- **Exercise prompt**: Each entry below is to be transcribed exactly.

________

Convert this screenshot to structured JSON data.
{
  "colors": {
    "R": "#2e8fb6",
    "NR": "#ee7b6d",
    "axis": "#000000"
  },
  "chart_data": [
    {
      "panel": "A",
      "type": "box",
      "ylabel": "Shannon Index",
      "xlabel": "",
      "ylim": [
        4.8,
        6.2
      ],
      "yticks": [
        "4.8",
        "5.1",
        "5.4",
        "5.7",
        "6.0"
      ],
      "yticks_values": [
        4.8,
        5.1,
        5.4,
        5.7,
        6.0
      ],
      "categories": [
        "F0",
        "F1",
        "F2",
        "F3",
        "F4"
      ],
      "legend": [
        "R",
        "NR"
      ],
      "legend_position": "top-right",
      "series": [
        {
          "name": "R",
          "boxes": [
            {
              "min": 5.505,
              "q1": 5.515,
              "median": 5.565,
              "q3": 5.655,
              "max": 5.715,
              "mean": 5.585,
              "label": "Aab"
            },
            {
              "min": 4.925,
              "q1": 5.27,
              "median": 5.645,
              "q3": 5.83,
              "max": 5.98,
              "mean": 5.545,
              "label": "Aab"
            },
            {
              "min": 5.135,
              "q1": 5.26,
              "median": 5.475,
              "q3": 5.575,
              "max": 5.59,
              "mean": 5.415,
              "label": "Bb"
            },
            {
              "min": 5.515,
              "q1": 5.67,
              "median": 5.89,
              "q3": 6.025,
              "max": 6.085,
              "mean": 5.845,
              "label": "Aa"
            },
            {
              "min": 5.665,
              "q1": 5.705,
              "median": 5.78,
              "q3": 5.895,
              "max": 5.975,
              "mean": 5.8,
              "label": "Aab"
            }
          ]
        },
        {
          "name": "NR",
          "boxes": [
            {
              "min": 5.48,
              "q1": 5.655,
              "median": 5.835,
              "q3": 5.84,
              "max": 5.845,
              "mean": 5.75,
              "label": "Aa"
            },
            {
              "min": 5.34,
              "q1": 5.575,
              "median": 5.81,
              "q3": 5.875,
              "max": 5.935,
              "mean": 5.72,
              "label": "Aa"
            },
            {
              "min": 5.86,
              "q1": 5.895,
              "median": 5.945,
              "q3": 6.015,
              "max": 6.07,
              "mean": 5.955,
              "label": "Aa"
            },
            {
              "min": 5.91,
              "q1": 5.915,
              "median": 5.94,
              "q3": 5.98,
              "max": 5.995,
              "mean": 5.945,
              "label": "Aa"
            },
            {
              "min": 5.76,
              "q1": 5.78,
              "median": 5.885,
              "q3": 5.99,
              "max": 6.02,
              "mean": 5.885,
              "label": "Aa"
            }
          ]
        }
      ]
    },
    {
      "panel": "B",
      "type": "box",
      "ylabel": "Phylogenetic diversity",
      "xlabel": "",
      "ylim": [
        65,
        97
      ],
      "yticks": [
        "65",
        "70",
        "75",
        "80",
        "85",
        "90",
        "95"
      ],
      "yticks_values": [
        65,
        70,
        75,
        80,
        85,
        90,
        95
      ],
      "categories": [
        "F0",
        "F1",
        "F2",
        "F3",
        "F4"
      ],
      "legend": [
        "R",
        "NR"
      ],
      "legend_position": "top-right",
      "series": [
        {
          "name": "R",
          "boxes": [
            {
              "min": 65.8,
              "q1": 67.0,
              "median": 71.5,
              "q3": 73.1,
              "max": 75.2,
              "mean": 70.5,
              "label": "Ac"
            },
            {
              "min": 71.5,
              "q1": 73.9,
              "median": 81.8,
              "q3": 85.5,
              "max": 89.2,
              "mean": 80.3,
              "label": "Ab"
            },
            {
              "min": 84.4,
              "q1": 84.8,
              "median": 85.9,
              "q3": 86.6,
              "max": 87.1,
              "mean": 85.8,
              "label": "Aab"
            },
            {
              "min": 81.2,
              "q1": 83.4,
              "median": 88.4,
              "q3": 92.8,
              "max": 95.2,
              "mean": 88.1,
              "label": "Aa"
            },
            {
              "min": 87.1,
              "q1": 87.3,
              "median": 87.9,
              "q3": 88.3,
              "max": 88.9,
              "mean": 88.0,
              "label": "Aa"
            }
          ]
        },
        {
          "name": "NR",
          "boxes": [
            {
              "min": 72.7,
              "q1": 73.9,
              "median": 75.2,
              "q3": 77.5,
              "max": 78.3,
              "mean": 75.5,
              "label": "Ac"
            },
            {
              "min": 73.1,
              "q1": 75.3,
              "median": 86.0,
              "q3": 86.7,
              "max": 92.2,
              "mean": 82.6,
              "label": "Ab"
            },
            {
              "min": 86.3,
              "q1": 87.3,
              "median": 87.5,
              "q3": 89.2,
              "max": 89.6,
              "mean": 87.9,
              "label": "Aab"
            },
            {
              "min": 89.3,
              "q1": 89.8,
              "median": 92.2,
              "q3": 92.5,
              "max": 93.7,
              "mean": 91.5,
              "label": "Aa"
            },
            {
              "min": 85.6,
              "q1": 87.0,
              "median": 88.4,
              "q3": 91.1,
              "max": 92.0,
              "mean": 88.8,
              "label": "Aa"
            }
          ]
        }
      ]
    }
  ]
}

________

- **Answer**:
Convert this screenshot to structured JSON data.
{
  "colors": {
    "R": "#2e8fb6",
    "NR": "#ee7b6d",
    "axis": "#000000"
  },
  "chart_data": [
    {
      "panel": "A",
      "type": "box",
      "ylabel": "Shannon Index",
      "xlabel": "",
      "ylim": [
        4.8,
        6.2
      ],
      "yticks": [
        "4.8",
        "5.1",
        "5.4",
        "5.7",
        "6.0"
      ],
      "yticks_values": [
        4.8,
        5.1,
        5.4,
        5.7,
        6.0
      ],
      "categories": [
        "F0",
        "F1",
        "F2",
        "F3",
        "F4"
      ],
      "legend": [
        "R",
        "NR"
      ],
      "legend_position": "top-right",
      "series": [
        {
          "name": "R",
          "boxes": [
            {
              "min": 5.505,
              "q1": 5.515,
              "median": 5.565,
              "q3": 5.655,
              "max": 5.715,
              "mean": 5.585,
              "label": "Aab"
            },
            {
              "min": 4.925,
              "q1": 5.27,
              "median": 5.645,
              "q3": 5.83,
              "max": 5.98,
              "mean": 5.545,
              "label": "Aab"
            },
            {
              "min": 5.135,
              "q1": 5.26,
              "median": 5.475,
              "q3": 5.575,
              "max": 5.59,
              "mean": 5.415,
              "label": "Bb"
            },
            {
              "min": 5.515,
              "q1": 5.67,
              "median": 5.89,
              "q3": 6.025,
              "max": 6.085,
              "mean": 5.845,
              "label": "Aa"
            },
            {
              "min": 5.665,
              "q1": 5.705,
              "median": 5.78,
              "q3": 5.895,
              "max": 5.975,
              "mean": 5.8,
              "label": "Aab"
            }
          ]
        },
        {
          "name": "NR",
          "boxes": [
            {
              "min": 5.48,
              "q1": 5.655,
              "median": 5.835,
              "q3": 5.84,
              "max": 5.845,
              "mean": 5.75,
              "label": "Aa"
            },
            {
              "min": 5.34,
              "q1": 5.575,
              "median": 5.81,
              "q3": 5.875,
              "max": 5.935,
              "mean": 5.72,
              "label": "Aa"
            },
            {
              "min": 5.86,
              "q1": 5.895,
              "median": 5.945,
              "q3": 6.015,
              "max": 6.07,
              "mean": 5.955,
              "label": "Aa"
            },
            {
              "min": 5.91,
              "q1": 5.915,
              "median": 5.94,
              "q3": 5.98,
              "max": 5.995,
              "mean": 5.945,
              "label": "Aa"
            },
            {
              "min": 5.76,
              "q1": 5.78,
              "median": 5.885,
              "q3": 5.99,
              "max": 6.02,
              "mean": 5.885,
              "label": "Aa"
            }
          ]
        }
      ]
    },
    {
      "panel": "B",
      "type": "box",
      "ylabel": "Phylogenetic diversity",
      "xlabel": "",
      "ylim": [
        65,
        97
      ],
      "yticks": [
        "65",
        "70",
        "75",
        "80",
        "85",
        "90",
        "95"
      ],
      "yticks_values": [
        65,
        70,
        75,
        80,
        85,
        90,
        95
      ],
      "categories": [
        "F0",
        "F1",
        "F2",
        "F3",
        "F4"
      ],
      "legend": [
        "R",
        "NR"
      ],
      "legend_position": "top-right",
      "series": [
        {
          "name": "R",
          "boxes": [
            {
              "min": 65.8,
              "q1": 67.0,
              "median": 71.5,
              "q3": 73.1,
              "max": 75.2,
              "mean": 70.5,
              "label": "Ac"
            },
            {
              "min": 71.5,
              "q1": 73.9,
              "median": 81.8,
              "q3": 85.5,
              "max": 89.2,
              "mean": 80.3,
              "label": "Ab"
            },
            {
              "min": 84.4,
              "q1": 84.8,
              "median": 85.9,
              "q3": 86.6,
              "max": 87.1,
              "mean": 85.8,
              "label": "Aab"
            },
            {
              "min": 81.2,
              "q1": 83.4,
              "median": 88.4,
              "q3": 92.8,
              "max": 95.2,
              "mean": 88.1,
              "label": "Aa"
            },
            {
              "min": 87.1,
              "q1": 87.3,
              "median": 87.9,
              "q3": 88.3,
              "max": 88.9,
              "mean": 88.0,
              "label": "Aa"
            }
          ]
        },
        {
          "name": "NR",
          "boxes": [
            {
              "min": 72.7,
              "q1": 73.9,
              "median": 75.2,
              "q3": 77.5,
              "max": 78.3,
              "mean": 75.5,
              "label": "Ac"
            },
            {
              "min": 73.1,
              "q1": 75.3,
              "median": 86.0,
              "q3": 86.7,
              "max": 92.2,
              "mean": 82.6,
              "label": "Ab"
            },
            {
              "min": 86.3,
              "q1": 87.3,
              "median": 87.5,
              "q3": 89.2,
              "max": 89.6,
              "mean": 87.9,
              "label": "Aab"
            },
            {
              "min": 89.3,
              "q1": 89.8,
              "median": 92.2,
              "q3": 92.5,
              "max": 93.7,
              "mean": 91.5,
              "label": "Aa"
            },
            {
              "min": 85.6,
              "q1": 87.0,
              "median": 88.4,
              "q3": 91.1,
              "max": 92.0,
              "mean": 88.8,
              "label": "Aa"
            }
          ]
        }
      ]
    }
  ]
}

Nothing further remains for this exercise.